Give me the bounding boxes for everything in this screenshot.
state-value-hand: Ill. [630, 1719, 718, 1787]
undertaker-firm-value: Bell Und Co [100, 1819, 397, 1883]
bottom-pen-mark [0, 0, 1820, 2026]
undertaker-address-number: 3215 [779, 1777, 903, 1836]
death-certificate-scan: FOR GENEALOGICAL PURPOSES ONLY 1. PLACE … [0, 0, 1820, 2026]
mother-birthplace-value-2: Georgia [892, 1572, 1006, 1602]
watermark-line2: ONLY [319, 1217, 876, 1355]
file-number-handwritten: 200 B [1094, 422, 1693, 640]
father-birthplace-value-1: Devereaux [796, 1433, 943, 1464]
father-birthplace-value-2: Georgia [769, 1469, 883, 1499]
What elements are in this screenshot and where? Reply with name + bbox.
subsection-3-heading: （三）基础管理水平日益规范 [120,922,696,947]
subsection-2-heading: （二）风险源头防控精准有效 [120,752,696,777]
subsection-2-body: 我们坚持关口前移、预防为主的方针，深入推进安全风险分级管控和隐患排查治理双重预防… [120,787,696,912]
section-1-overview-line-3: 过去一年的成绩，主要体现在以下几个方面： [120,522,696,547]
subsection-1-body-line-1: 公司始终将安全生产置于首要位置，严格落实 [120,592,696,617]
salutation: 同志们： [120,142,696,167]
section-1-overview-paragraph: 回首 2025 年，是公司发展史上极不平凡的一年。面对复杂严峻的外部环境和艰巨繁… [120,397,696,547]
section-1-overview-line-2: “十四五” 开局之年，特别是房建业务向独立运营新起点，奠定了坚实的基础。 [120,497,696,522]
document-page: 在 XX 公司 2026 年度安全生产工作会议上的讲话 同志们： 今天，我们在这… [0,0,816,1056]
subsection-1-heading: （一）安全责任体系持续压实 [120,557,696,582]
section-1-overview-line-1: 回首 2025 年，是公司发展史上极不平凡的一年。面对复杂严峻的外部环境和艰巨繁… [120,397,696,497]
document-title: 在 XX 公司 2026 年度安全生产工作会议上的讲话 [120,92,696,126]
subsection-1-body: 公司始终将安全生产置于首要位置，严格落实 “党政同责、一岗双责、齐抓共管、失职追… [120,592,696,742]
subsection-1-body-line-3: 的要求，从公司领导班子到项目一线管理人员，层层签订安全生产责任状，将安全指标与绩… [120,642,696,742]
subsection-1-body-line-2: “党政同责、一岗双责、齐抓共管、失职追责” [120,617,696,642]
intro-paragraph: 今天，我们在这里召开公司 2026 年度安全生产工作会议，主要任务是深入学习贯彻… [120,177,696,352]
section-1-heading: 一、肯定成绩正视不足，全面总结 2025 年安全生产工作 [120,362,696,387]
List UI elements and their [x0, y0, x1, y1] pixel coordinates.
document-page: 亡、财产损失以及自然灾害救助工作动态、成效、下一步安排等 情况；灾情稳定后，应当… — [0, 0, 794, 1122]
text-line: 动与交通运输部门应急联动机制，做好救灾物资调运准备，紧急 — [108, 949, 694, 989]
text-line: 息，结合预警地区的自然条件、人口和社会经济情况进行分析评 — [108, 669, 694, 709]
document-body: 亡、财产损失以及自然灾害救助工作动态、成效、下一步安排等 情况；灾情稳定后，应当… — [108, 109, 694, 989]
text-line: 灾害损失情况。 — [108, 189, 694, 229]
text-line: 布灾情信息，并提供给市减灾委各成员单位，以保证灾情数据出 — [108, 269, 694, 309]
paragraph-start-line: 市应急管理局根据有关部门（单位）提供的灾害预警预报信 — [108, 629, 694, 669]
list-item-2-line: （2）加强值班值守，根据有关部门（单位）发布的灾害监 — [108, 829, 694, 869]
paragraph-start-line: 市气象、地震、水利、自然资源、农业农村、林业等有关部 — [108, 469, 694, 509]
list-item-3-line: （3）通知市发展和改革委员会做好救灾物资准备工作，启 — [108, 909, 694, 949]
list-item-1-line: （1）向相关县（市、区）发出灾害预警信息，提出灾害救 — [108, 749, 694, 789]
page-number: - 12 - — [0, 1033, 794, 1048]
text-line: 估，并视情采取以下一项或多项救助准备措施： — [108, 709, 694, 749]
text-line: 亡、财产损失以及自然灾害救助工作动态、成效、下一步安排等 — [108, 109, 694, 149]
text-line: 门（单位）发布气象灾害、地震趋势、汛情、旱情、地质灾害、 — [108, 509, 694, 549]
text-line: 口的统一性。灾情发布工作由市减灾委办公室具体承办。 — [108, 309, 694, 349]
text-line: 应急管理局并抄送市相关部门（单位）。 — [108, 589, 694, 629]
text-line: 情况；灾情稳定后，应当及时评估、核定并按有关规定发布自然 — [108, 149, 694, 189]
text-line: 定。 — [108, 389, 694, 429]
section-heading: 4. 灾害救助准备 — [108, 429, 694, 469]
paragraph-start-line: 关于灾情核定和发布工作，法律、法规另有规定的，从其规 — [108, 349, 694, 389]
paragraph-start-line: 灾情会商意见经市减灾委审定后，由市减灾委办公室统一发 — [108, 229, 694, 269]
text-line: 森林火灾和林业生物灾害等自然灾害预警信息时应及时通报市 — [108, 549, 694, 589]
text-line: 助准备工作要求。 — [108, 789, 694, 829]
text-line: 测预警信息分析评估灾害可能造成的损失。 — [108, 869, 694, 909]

● WHAT IS NEEDED
Render the lines from the start of the records through the line holding "father-birthplace-value-1: Devereaux [796, 1433, 943, 1464]", inclusive, as a numbered list, leaving out any blank lines.

● FINAL ANSWER
1. Give me the bounding boxes for everything in this screenshot.
2. state-value-hand: Ill. [630, 1719, 718, 1787]
3. undertaker-firm-value: Bell Und Co [100, 1819, 397, 1883]
4. bottom-pen-mark [0, 0, 1820, 2026]
5. undertaker-address-number: 3215 [779, 1777, 903, 1836]
6. death-certificate-scan: FOR GENEALOGICAL PURPOSES ONLY 1. PLACE … [0, 0, 1820, 2026]
7. mother-birthplace-value-2: Georgia [892, 1572, 1006, 1602]
8. watermark-line2: ONLY [319, 1217, 876, 1355]
9. file-number-handwritten: 200 B [1094, 422, 1693, 640]
10. father-birthplace-value-1: Devereaux [796, 1433, 943, 1464]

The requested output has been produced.